### What is asked
Show every line in the entries below where the word "Sequence" appears.

### Supplied information
-------

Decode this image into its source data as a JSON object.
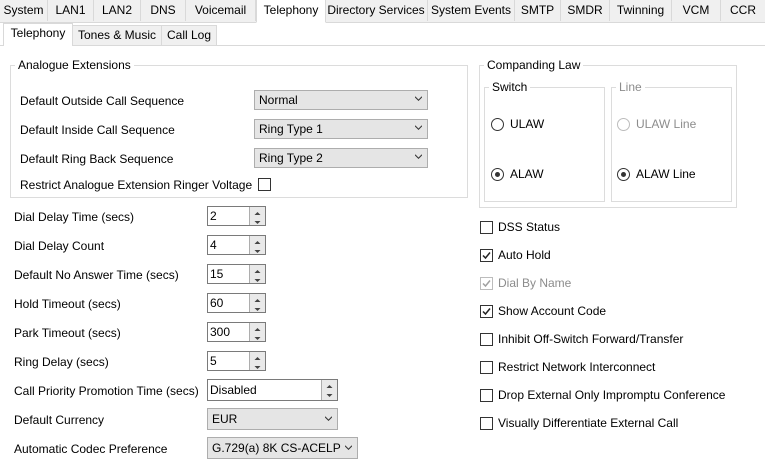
{
  "top_tabs": [
    "System",
    "LAN1",
    "LAN2",
    "DNS",
    "Voicemail",
    "Telephony",
    "Directory Services",
    "System Events",
    "SMTP",
    "SMDR",
    "Twinning",
    "VCM",
    "CCR"
  ],
  "sub_tabs": [
    "Telephony",
    "Tones & Music",
    "Call Log"
  ],
  "analogue": {
    "legend": "Analogue Extensions",
    "outside_label": "Default Outside Call Sequence",
    "outside_value": "Normal",
    "inside_label": "Default Inside Call Sequence",
    "inside_value": "Ring Type 1",
    "ringback_label": "Default Ring Back Sequence",
    "ringback_value": "Ring Type 2",
    "restrict_label": "Restrict Analogue Extension Ringer Voltage"
  },
  "fields": {
    "dial_delay_time_label": "Dial Delay Time (secs)",
    "dial_delay_time": "2",
    "dial_delay_count_label": "Dial Delay Count",
    "dial_delay_count": "4",
    "no_answer_label": "Default No Answer Time (secs)",
    "no_answer": "15",
    "hold_timeout_label": "Hold Timeout (secs)",
    "hold_timeout": "60",
    "park_timeout_label": "Park Timeout (secs)",
    "park_timeout": "300",
    "ring_delay_label": "Ring Delay (secs)",
    "ring_delay": "5",
    "priority_label": "Call Priority Promotion Time (secs)",
    "priority": "Disabled",
    "currency_label": "Default Currency",
    "currency": "EUR",
    "codec_label": "Automatic Codec Preference",
    "codec": "G.729(a) 8K CS-ACELP"
  },
  "companding": {
    "legend": "Companding Law",
    "switch_legend": "Switch",
    "line_legend": "Line",
    "switch_ulaw": "ULAW",
    "switch_alaw": "ALAW",
    "line_ulaw": "ULAW Line",
    "line_alaw": "ALAW Line"
  },
  "options": {
    "dss_status": "DSS Status",
    "auto_hold": "Auto Hold",
    "dial_by_name": "Dial By Name",
    "show_account_code": "Show Account Code",
    "inhibit_offswitch": "Inhibit Off-Switch Forward/Transfer",
    "restrict_network": "Restrict Network Interconnect",
    "drop_external": "Drop External Only Impromptu Conference",
    "visually_diff": "Visually Differentiate External Call"
  }
}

-------

### Response
    "outside_label": "Default Outside Call Sequence",
    "inside_label": "Default Inside Call Sequence",
    "ringback_label": "Default Ring Back Sequence",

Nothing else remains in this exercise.